▸ **OBJECTIVE**
State how many lines contain "cjelogodišnji", and write nothing except that count.

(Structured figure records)
** start **

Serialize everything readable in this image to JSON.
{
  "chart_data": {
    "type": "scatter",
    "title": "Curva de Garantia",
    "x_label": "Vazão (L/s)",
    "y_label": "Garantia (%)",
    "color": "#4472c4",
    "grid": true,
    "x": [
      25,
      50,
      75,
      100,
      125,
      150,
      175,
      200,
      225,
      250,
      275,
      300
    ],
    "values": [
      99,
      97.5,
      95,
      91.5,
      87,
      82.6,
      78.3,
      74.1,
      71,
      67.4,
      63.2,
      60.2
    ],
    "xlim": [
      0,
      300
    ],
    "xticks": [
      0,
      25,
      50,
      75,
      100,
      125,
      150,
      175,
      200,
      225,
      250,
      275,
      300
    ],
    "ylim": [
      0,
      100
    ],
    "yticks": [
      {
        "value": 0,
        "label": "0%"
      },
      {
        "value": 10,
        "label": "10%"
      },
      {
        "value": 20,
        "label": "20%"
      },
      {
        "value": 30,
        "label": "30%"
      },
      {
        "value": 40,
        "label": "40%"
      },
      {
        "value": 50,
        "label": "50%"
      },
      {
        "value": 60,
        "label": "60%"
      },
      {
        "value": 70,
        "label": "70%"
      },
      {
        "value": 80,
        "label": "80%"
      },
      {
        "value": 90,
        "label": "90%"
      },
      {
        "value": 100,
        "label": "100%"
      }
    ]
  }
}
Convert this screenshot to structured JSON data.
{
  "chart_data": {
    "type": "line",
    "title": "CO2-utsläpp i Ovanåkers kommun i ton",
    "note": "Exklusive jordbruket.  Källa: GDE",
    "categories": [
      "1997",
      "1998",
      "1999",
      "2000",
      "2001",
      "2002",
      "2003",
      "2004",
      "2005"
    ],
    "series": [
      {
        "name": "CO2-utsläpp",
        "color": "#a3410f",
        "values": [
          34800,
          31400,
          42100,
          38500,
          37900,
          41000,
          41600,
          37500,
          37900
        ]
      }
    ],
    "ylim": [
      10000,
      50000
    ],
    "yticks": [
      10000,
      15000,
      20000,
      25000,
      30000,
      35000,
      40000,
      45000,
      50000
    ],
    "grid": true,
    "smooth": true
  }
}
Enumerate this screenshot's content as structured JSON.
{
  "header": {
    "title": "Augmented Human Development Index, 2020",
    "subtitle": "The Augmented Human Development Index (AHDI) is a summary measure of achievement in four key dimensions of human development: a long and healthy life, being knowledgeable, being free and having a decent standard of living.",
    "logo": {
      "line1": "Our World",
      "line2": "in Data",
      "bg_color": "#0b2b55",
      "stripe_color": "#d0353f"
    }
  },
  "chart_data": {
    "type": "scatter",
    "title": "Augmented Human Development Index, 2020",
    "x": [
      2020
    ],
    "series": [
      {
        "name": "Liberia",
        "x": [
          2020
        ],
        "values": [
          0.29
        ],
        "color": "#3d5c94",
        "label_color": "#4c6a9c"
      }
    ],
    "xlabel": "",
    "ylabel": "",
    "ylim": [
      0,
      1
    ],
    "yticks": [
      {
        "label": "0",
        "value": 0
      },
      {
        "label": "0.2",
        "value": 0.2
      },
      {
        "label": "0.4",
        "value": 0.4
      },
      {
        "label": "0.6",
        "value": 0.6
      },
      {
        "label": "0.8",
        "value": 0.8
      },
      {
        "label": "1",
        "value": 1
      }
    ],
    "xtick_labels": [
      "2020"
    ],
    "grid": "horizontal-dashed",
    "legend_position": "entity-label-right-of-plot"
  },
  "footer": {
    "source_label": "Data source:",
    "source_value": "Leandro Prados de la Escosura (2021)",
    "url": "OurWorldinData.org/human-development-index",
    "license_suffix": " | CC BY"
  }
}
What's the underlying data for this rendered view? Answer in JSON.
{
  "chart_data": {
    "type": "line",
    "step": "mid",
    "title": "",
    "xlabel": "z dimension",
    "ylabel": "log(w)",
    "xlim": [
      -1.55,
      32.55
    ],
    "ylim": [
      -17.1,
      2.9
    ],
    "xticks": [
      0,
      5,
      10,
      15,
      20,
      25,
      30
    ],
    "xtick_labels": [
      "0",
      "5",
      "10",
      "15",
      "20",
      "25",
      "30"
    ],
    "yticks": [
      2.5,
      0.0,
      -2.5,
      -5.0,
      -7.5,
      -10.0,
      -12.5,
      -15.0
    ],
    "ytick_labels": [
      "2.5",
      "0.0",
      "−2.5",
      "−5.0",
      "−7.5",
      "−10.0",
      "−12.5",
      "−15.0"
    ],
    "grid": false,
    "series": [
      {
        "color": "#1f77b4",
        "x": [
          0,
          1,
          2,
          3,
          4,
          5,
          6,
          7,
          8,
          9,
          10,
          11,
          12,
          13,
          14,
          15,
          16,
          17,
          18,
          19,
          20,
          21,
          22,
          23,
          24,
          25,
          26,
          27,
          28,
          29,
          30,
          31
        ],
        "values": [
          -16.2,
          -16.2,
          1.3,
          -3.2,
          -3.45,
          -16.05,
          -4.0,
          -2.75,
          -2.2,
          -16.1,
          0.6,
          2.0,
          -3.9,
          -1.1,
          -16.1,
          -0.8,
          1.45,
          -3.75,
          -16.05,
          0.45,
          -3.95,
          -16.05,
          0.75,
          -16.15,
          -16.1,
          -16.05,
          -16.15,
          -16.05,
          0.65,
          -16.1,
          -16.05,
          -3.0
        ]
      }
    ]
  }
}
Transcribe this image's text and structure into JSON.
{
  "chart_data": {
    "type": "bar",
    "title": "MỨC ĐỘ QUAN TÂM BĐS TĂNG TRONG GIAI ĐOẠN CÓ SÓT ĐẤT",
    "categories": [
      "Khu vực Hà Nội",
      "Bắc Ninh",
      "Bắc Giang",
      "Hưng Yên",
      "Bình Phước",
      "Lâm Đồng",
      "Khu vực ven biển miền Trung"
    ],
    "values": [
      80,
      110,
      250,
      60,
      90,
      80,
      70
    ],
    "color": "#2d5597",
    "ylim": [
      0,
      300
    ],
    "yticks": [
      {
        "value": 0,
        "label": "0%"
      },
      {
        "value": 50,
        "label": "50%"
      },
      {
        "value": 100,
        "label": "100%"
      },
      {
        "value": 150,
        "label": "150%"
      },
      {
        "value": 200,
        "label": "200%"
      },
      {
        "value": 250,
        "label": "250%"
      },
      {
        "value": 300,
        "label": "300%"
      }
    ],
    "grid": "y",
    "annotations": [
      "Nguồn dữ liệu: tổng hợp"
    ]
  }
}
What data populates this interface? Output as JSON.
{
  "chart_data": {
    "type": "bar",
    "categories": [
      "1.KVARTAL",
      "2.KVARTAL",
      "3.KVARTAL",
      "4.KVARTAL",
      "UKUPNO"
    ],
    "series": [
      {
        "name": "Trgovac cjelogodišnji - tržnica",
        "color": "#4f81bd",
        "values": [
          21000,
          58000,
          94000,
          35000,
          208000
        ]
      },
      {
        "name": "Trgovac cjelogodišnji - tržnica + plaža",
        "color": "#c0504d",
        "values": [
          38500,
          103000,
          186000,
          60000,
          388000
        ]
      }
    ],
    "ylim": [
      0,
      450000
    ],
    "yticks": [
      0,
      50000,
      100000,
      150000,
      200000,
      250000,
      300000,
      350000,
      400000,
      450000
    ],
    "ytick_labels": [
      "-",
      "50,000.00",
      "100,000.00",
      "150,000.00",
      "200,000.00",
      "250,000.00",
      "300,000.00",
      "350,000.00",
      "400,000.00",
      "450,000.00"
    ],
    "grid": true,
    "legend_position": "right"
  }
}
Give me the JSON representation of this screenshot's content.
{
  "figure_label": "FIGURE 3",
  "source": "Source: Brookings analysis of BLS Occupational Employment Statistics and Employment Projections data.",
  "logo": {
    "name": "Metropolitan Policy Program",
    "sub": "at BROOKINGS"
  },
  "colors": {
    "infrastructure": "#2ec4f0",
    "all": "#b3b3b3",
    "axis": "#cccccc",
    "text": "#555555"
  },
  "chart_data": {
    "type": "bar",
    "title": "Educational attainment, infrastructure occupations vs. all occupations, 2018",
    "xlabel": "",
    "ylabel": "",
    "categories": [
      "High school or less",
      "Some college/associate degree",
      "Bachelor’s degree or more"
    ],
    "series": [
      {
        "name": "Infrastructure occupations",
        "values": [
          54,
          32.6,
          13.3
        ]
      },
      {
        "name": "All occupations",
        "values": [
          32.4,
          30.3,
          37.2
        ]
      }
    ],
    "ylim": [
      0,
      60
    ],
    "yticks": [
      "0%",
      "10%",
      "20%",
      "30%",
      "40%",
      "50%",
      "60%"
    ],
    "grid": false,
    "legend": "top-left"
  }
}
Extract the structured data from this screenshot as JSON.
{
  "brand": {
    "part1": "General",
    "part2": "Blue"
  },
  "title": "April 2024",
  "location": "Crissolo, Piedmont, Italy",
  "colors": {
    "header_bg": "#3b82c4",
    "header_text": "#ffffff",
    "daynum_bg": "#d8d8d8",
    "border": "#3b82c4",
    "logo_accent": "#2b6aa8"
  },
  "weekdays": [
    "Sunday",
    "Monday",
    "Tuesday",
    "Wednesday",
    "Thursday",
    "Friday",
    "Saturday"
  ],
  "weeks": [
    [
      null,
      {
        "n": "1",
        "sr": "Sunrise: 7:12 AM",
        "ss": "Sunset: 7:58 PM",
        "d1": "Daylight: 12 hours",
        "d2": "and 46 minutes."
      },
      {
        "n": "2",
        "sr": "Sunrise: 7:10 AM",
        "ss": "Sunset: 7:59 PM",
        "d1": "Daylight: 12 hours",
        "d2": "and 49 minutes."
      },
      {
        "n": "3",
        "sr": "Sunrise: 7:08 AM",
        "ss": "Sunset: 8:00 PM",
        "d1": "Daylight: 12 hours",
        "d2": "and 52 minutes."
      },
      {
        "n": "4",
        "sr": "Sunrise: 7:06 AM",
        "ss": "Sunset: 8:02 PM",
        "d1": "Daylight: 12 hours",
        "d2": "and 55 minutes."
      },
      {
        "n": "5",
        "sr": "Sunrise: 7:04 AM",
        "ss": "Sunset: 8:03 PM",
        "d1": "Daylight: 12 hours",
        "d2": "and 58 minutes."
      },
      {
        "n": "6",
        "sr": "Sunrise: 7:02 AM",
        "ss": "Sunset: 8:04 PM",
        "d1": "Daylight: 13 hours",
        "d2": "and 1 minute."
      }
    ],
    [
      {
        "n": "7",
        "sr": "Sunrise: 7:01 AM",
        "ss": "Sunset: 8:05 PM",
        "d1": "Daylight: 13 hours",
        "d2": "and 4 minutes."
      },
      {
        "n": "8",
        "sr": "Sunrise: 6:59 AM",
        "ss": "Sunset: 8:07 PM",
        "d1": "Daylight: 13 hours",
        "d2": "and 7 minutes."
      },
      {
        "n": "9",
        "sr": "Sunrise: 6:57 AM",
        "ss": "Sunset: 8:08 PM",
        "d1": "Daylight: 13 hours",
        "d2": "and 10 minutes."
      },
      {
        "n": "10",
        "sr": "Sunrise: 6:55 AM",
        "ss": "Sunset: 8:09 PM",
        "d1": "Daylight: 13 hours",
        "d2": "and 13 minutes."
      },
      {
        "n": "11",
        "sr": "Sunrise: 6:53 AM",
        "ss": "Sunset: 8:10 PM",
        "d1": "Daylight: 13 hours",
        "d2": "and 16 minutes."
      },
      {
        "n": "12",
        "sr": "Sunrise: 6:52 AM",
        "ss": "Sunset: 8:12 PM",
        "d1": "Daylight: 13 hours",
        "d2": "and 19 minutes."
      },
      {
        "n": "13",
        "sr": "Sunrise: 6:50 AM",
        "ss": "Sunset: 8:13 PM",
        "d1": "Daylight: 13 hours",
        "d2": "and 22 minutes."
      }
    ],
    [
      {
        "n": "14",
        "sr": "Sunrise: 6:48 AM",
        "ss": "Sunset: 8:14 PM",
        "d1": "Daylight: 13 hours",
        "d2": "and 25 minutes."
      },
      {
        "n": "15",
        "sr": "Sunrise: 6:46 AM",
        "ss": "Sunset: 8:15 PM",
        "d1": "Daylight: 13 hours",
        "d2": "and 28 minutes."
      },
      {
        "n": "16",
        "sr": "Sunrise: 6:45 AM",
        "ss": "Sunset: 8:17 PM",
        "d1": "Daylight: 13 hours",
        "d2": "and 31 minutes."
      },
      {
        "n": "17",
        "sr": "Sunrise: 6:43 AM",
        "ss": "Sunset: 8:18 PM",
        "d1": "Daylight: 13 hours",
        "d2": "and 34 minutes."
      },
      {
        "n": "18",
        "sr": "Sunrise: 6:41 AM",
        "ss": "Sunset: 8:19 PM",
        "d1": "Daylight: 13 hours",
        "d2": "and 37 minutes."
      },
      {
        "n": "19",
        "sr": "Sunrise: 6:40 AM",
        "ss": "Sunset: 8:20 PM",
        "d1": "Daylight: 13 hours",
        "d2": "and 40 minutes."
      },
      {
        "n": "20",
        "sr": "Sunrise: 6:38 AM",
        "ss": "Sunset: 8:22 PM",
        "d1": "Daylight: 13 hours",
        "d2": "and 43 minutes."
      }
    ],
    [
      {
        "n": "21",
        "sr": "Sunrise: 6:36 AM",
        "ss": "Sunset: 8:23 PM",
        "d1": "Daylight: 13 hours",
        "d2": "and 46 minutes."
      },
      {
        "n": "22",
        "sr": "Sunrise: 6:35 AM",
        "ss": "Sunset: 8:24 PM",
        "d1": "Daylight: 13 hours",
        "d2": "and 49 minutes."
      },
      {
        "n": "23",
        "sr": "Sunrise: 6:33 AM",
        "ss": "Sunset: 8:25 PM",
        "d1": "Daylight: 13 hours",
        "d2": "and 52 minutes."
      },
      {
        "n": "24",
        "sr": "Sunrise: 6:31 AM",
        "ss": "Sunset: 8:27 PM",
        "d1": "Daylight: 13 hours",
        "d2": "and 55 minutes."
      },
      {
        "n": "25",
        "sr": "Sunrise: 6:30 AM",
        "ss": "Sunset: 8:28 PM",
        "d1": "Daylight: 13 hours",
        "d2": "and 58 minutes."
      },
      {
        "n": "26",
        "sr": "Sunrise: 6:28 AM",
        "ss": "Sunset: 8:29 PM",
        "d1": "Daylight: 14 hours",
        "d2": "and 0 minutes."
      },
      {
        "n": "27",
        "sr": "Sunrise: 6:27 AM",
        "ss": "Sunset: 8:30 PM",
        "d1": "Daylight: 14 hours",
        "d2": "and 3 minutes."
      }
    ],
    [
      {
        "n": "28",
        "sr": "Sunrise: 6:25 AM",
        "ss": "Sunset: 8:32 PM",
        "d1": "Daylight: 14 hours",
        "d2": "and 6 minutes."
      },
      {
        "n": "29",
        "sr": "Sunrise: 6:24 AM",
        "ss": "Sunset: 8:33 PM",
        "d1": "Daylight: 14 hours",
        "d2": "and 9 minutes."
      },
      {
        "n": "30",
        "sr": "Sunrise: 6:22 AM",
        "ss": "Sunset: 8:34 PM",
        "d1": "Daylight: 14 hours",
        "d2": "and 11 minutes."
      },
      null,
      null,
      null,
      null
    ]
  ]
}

** end **

▸ **RESULT**
2